**Problem description**
Reproduce all entries precisely as they are written.
-*-
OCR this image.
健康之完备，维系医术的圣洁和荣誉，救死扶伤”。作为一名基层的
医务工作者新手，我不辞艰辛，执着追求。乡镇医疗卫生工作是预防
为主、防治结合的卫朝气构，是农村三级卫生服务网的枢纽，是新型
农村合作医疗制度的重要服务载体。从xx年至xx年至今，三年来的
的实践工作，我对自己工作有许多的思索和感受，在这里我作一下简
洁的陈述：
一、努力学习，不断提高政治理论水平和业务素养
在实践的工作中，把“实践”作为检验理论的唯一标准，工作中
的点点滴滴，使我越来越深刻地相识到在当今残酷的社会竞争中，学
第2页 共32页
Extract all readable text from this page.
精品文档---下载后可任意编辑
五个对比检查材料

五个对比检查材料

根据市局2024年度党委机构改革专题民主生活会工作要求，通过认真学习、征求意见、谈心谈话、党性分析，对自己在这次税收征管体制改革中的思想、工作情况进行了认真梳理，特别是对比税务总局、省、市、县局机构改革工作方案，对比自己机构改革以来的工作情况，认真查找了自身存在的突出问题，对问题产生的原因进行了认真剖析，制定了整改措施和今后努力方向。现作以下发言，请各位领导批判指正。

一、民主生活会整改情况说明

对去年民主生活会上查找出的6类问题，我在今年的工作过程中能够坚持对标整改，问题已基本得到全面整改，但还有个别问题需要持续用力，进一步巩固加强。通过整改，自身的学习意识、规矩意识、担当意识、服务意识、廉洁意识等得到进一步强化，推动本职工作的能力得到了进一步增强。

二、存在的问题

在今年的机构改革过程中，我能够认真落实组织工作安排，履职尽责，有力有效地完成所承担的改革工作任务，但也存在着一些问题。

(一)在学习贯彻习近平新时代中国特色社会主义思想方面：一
-*-
**Solution for this problem**
OCR this image.
健康之完备，维系医术的圣洁和荣誉，救死扶伤”。作为一名基层的
医务工作者新手，我不辞艰辛，执着追求。乡镇医疗卫生工作是预防
为主、防治结合的卫朝气构，是农村三级卫生服务网的枢纽，是新型
农村合作医疗制度的重要服务载体。从xx年至xx年至今，三年来的
的实践工作，我对自己工作有许多的思索和感受，在这里我作一下简
洁的陈述：
一、努力学习，不断提高政治理论水平和业务素养
在实践的工作中，把“实践”作为检验理论的唯一标准，工作中
的点点滴滴，使我越来越深刻地相识到在当今残酷的社会竞争中，学
第2页 共32页
Extract all readable text from this page.
精品文档---下载后可任意编辑
五个对比检查材料

五个对比检查材料

根据市局2024年度党委机构改革专题民主生活会工作要求，通过认真学习、征求意见、谈心谈话、党性分析，对自己在这次税收征管体制改革中的思想、工作情况进行了认真梳理，特别是对比税务总局、省、市、县局机构改革工作方案，对比自己机构改革以来的工作情况，认真查找了自身存在的突出问题，对问题产生的原因进行了认真剖析，制定了整改措施和今后努力方向。现作以下发言，请各位领导批判指正。

一、民主生活会整改情况说明

对去年民主生活会上查找出的6类问题，我在今年的工作过程中能够坚持对标整改，问题已基本得到全面整改，但还有个别问题需要持续用力，进一步巩固加强。通过整改，自身的学习意识、规矩意识、担当意识、服务意识、廉洁意识等得到进一步强化，推动本职工作的能力得到了进一步增强。

二、存在的问题

在今年的机构改革过程中，我能够认真落实组织工作安排，履职尽责，有力有效地完成所承担的改革工作任务，但也存在着一些问题。

(一)在学习贯彻习近平新时代中国特色社会主义思想方面：一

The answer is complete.